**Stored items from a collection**

_ _ _ _ _ _ _

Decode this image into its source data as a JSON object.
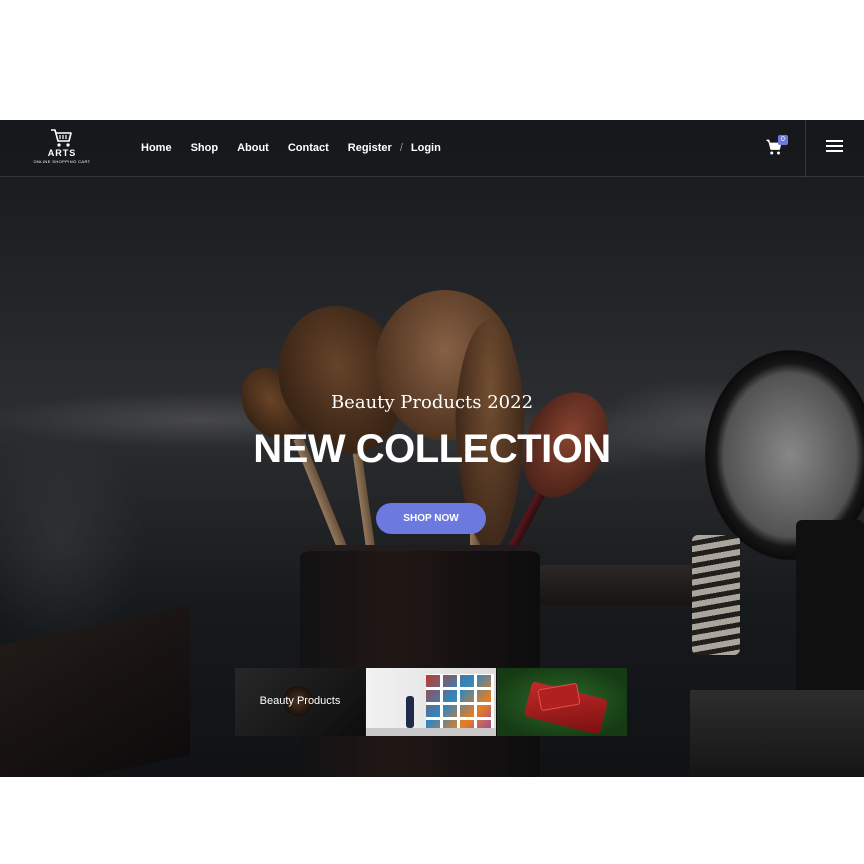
{
  "header": {
    "logo": {
      "title": "ARTS",
      "subtitle": "ONLINE SHOPPING CART",
      "icon": "shopping-cart-icon"
    },
    "nav": [
      {
        "label": "Home"
      },
      {
        "label": "Shop"
      },
      {
        "label": "About"
      },
      {
        "label": "Contact"
      },
      {
        "label": "Register"
      },
      {
        "label": "Login"
      }
    ],
    "nav_separator": "/",
    "cart": {
      "icon": "cart-icon",
      "count": "0"
    },
    "menu_icon": "hamburger-menu-icon"
  },
  "hero": {
    "subtitle": "Beauty Products 2022",
    "headline": "NEW COLLECTION",
    "cta_label": "SHOP NOW"
  },
  "thumbnails": [
    {
      "label": "Beauty Products"
    },
    {
      "label": ""
    },
    {
      "label": ""
    }
  ],
  "colors": {
    "accent": "#6c7ae0",
    "text": "#ffffff",
    "background_dark": "#1b1f22"
  }
}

_ _ _ _ _ _ _

**Stated task**
All of the data above should be transcribed verbatim, with pictures omitted.

**Solution below**
Decode this image into its source data as a JSON object.
{
  "header": {
    "logo": {
      "title": "ARTS",
      "subtitle": "ONLINE SHOPPING CART",
      "icon": "shopping-cart-icon"
    },
    "nav": [
      {
        "label": "Home"
      },
      {
        "label": "Shop"
      },
      {
        "label": "About"
      },
      {
        "label": "Contact"
      },
      {
        "label": "Register"
      },
      {
        "label": "Login"
      }
    ],
    "nav_separator": "/",
    "cart": {
      "icon": "cart-icon",
      "count": "0"
    },
    "menu_icon": "hamburger-menu-icon"
  },
  "hero": {
    "subtitle": "Beauty Products 2022",
    "headline": "NEW COLLECTION",
    "cta_label": "SHOP NOW"
  },
  "thumbnails": [
    {
      "label": "Beauty Products"
    },
    {
      "label": ""
    },
    {
      "label": ""
    }
  ],
  "colors": {
    "accent": "#6c7ae0",
    "text": "#ffffff",
    "background_dark": "#1b1f22"
  }
}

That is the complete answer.